Convert the listing below into a Markdown table with two columns, "No." for the row number and "Entry" for the line, and leave out any blank lines.
^^^^^^^^^^^^^^^^
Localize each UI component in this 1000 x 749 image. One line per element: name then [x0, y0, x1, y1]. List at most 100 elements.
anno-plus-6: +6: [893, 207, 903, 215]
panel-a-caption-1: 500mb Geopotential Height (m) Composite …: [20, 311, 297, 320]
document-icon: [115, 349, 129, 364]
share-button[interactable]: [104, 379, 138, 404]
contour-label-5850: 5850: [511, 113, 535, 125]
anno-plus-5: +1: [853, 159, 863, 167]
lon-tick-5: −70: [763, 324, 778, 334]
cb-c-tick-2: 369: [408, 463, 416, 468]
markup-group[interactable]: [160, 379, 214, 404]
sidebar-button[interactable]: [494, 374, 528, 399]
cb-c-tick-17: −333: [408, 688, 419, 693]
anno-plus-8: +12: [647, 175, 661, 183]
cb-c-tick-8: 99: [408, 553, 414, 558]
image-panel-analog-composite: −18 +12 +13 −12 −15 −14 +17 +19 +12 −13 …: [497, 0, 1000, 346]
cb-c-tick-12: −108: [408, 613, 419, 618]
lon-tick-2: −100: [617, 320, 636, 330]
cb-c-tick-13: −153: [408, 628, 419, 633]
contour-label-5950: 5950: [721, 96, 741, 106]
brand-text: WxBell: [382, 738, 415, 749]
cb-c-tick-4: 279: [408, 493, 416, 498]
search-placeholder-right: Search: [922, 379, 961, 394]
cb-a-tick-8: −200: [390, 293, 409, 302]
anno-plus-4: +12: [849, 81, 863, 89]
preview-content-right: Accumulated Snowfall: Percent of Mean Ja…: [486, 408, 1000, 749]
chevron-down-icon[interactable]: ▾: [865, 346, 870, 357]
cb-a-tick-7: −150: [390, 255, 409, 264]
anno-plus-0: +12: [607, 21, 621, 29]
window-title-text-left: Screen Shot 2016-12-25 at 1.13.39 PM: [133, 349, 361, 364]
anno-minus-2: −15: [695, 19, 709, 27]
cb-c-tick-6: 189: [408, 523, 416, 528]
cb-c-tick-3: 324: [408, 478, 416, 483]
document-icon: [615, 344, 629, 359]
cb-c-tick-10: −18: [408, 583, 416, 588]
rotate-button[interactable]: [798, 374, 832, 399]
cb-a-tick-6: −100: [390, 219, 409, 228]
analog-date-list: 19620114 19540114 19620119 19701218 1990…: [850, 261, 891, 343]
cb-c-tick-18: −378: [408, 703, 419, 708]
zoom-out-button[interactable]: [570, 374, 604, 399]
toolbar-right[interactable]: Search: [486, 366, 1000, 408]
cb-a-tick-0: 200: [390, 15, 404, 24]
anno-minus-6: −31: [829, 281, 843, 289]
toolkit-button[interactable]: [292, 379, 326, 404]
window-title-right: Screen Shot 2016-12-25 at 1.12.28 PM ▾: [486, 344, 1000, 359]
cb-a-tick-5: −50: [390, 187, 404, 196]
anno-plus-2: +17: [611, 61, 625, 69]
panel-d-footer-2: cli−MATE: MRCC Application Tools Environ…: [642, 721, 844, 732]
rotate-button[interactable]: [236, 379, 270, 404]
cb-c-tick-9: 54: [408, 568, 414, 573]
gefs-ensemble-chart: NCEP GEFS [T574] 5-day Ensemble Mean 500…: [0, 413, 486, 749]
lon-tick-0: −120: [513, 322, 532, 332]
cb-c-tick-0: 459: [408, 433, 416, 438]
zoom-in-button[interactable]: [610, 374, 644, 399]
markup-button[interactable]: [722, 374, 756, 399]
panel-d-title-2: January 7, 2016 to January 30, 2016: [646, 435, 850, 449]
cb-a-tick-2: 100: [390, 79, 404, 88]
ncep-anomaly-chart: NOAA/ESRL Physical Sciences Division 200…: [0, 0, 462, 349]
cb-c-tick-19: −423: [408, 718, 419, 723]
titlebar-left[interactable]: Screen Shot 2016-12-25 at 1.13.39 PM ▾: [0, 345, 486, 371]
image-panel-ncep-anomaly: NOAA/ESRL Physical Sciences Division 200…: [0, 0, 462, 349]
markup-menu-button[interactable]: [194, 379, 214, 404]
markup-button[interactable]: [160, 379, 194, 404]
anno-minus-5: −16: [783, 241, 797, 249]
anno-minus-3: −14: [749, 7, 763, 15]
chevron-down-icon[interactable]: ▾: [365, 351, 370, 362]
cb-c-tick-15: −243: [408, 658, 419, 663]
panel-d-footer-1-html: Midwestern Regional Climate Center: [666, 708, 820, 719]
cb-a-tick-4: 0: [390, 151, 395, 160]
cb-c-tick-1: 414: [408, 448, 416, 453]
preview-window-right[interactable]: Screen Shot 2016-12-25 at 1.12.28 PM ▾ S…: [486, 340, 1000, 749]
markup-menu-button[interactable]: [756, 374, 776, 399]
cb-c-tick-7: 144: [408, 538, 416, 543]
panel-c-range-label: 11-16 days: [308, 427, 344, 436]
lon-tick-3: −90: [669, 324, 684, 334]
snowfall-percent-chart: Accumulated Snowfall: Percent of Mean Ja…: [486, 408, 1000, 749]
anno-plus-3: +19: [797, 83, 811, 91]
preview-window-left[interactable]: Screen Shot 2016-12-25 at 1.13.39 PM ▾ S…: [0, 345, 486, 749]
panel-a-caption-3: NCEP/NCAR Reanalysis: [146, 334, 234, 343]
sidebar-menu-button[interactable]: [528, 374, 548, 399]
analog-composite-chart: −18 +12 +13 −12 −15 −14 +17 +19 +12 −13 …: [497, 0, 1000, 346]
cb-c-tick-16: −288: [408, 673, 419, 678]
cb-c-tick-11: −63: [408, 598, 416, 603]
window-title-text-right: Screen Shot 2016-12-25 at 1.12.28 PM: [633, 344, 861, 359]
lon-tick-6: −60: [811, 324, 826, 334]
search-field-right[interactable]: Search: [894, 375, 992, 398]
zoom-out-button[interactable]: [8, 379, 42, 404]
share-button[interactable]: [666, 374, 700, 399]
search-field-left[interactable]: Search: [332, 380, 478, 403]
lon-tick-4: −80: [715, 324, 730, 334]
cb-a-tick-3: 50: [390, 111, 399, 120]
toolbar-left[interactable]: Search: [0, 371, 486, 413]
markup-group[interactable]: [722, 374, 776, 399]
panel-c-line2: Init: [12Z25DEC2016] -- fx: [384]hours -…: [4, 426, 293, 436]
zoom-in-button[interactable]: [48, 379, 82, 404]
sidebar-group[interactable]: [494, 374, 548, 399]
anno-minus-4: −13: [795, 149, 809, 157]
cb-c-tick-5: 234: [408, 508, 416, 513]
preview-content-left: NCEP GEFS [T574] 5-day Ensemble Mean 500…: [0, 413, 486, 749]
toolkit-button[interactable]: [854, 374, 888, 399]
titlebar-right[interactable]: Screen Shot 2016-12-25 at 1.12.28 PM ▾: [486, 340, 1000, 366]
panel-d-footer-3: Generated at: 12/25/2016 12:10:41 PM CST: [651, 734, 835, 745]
^^^^^^^^^^^^^^^^
** Task answer **
| No. | Entry |
|---|---|
| 1 | Localize each UI component in this 1000 x 749 image. One line per element: name then [x0, y0, x1, y1]. List at most 100 elements. |
| 2 | anno-plus-6: +6: [893, 207, 903, 215] |
| 3 | panel-a-caption-1: 500mb Geopotential Height (m) Composite …: [20, 311, 297, 320] |
| 4 | document-icon: [115, 349, 129, 364] |
| 5 | share-button[interactable]: [104, 379, 138, 404] |
| 6 | contour-label-5850: 5850: [511, 113, 535, 125] |
| 7 | anno-plus-5: +1: [853, 159, 863, 167] |
| 8 | lon-tick-5: −70: [763, 324, 778, 334] |
| 9 | cb-c-tick-2: 369: [408, 463, 416, 468] |
| 10 | markup-group[interactable]: [160, 379, 214, 404] |
| 11 | sidebar-button[interactable]: [494, 374, 528, 399] |
| 12 | cb-c-tick-17: −333: [408, 688, 419, 693] |
| 13 | anno-plus-8: +12: [647, 175, 661, 183] |
| 14 | cb-c-tick-8: 99: [408, 553, 414, 558] |
| 15 | image-panel-analog-composite: −18 +12 +13 −12 −15 −14 +17 +19 +12 −13 …: [497, 0, 1000, 346] |
| 16 | cb-c-tick-12: −108: [408, 613, 419, 618] |
| 17 | lon-tick-2: −100: [617, 320, 636, 330] |
| 18 | cb-c-tick-13: −153: [408, 628, 419, 633] |
| 19 | contour-label-5950: 5950: [721, 96, 741, 106] |
| 20 | brand-text: WxBell: [382, 738, 415, 749] |
| 21 | cb-c-tick-4: 279: [408, 493, 416, 498] |
| 22 | search-placeholder-right: Search: [922, 379, 961, 394] |
| 23 | cb-a-tick-8: −200: [390, 293, 409, 302] |
| 24 | anno-plus-4: +12: [849, 81, 863, 89] |
| 25 | preview-content-right: Accumulated Snowfall: Percent of Mean Ja…: [486, 408, 1000, 749] |
| 26 | chevron-down-icon[interactable]: ▾: [865, 346, 870, 357] |
| 27 | cb-a-tick-7: −150: [390, 255, 409, 264] |
| 28 | anno-plus-0: +12: [607, 21, 621, 29] |
| 29 | window-title-text-left: Screen Shot 2016-12-25 at 1.13.39 PM: [133, 349, 361, 364] |
| 30 | anno-minus-2: −15: [695, 19, 709, 27] |
| 31 | cb-c-tick-6: 189: [408, 523, 416, 528] |
| 32 | cb-c-tick-3: 324: [408, 478, 416, 483] |
| 33 | document-icon: [615, 344, 629, 359] |
| 34 | cb-c-tick-10: −18: [408, 583, 416, 588] |
| 35 | rotate-button[interactable]: [798, 374, 832, 399] |
| 36 | cb-a-tick-6: −100: [390, 219, 409, 228] |
| 37 | analog-date-list: 19620114 19540114 19620119 19701218 1990…: [850, 261, 891, 343] |
| 38 | cb-c-tick-18: −378: [408, 703, 419, 708] |
| 39 | zoom-out-button[interactable]: [570, 374, 604, 399] |
| 40 | toolbar-right[interactable]: Search: [486, 366, 1000, 408] |
| 41 | cb-a-tick-0: 200: [390, 15, 404, 24] |
| 42 | anno-minus-6: −31: [829, 281, 843, 289] |
| 43 | toolkit-button[interactable]: [292, 379, 326, 404] |
| 44 | window-title-right: Screen Shot 2016-12-25 at 1.12.28 PM ▾: [486, 344, 1000, 359] |
| 45 | cb-a-tick-5: −50: [390, 187, 404, 196] |
| 46 | anno-plus-2: +17: [611, 61, 625, 69] |
| 47 | panel-d-footer-2: cli−MATE: MRCC Application Tools Environ…: [642, 721, 844, 732] |
| 48 | rotate-button[interactable]: [236, 379, 270, 404] |
| 49 | cb-c-tick-9: 54: [408, 568, 414, 573] |
| 50 | gefs-ensemble-chart: NCEP GEFS [T574] 5-day Ensemble Mean 500…: [0, 413, 486, 749] |
| 51 | lon-tick-0: −120: [513, 322, 532, 332] |
| 52 | cb-c-tick-0: 459: [408, 433, 416, 438] |
| 53 | zoom-in-button[interactable]: [610, 374, 644, 399] |
| 54 | markup-button[interactable]: [722, 374, 756, 399] |
| 55 | panel-d-title-2: January 7, 2016 to January 30, 2016: [646, 435, 850, 449] |
| 56 | cb-a-tick-2: 100: [390, 79, 404, 88] |
| 57 | ncep-anomaly-chart: NOAA/ESRL Physical Sciences Division 200…: [0, 0, 462, 349] |
| 58 | cb-c-tick-19: −423: [408, 718, 419, 723] |
| 59 | titlebar-left[interactable]: Screen Shot 2016-12-25 at 1.13.39 PM ▾: [0, 345, 486, 371] |
| 60 | image-panel-ncep-anomaly: NOAA/ESRL Physical Sciences Division 200…: [0, 0, 462, 349] |
| 61 | markup-menu-button[interactable]: [194, 379, 214, 404] |
| 62 | markup-button[interactable]: [160, 379, 194, 404] |
| 63 | anno-minus-5: −16: [783, 241, 797, 249] |
| 64 | anno-minus-3: −14: [749, 7, 763, 15] |
| 65 | chevron-down-icon[interactable]: ▾: [365, 351, 370, 362] |
| 66 | cb-c-tick-15: −243: [408, 658, 419, 663] |
| 67 | panel-d-footer-1-html: Midwestern Regional Climate Center: [666, 708, 820, 719] |
| 68 | cb-a-tick-4: 0: [390, 151, 395, 160] |
| 69 | cb-c-tick-1: 414: [408, 448, 416, 453] |
| 70 | preview-window-right[interactable]: Screen Shot 2016-12-25 at 1.12.28 PM ▾ S…: [486, 340, 1000, 749] |
| 71 | markup-menu-button[interactable]: [756, 374, 776, 399] |
| 72 | cb-c-tick-7: 144: [408, 538, 416, 543] |
| 73 | panel-c-range-label: 11-16 days: [308, 427, 344, 436] |
| 74 | lon-tick-3: −90: [669, 324, 684, 334] |
| 75 | snowfall-percent-chart: Accumulated Snowfall: Percent of Mean Ja…: [486, 408, 1000, 749] |
| 76 | anno-plus-3: +19: [797, 83, 811, 91] |
| 77 | preview-window-left[interactable]: Screen Shot 2016-12-25 at 1.13.39 PM ▾ S…: [0, 345, 486, 749] |
| 78 | panel-a-caption-3: NCEP/NCAR Reanalysis: [146, 334, 234, 343] |
| 79 | sidebar-menu-button[interactable]: [528, 374, 548, 399] |
| 80 | analog-composite-chart: −18 +12 +13 −12 −15 −14 +17 +19 +12 −13 …: [497, 0, 1000, 346] |
| 81 | cb-c-tick-16: −288: [408, 673, 419, 678] |
| 82 | cb-c-tick-11: −63: [408, 598, 416, 603] |
| 83 | window-title-text-right: Screen Shot 2016-12-25 at 1.12.28 PM: [633, 344, 861, 359] |
| 84 | lon-tick-6: −60: [811, 324, 826, 334] |
| 85 | search-field-right[interactable]: Search: [894, 375, 992, 398] |
| 86 | zoom-out-button[interactable]: [8, 379, 42, 404] |
| 87 | share-button[interactable]: [666, 374, 700, 399] |
| 88 | search-field-left[interactable]: Search: [332, 380, 478, 403] |
| 89 | lon-tick-4: −80: [715, 324, 730, 334] |
| 90 | cb-a-tick-3: 50: [390, 111, 399, 120] |
| 91 | toolbar-left[interactable]: Search: [0, 371, 486, 413] |
| 92 | markup-group[interactable]: [722, 374, 776, 399] |
| 93 | panel-c-line2: Init: [12Z25DEC2016] -- fx: [384]hours -…: [4, 426, 293, 436] |
| 94 | zoom-in-button[interactable]: [48, 379, 82, 404] |
| 95 | sidebar-group[interactable]: [494, 374, 548, 399] |
| 96 | anno-minus-4: −13: [795, 149, 809, 157] |
| 97 | cb-c-tick-5: 234: [408, 508, 416, 513] |
| 98 | preview-content-left: NCEP GEFS [T574] 5-day Ensemble Mean 500…: [0, 413, 486, 749] |
| 99 | toolkit-button[interactable]: [854, 374, 888, 399] |
| 100 | titlebar-right[interactable]: Screen Shot 2016-12-25 at 1.12.28 PM ▾: [486, 340, 1000, 366] |
| 101 | panel-d-footer-3: Generated at: 12/25/2016 12:10:41 PM CST: [651, 734, 835, 745] |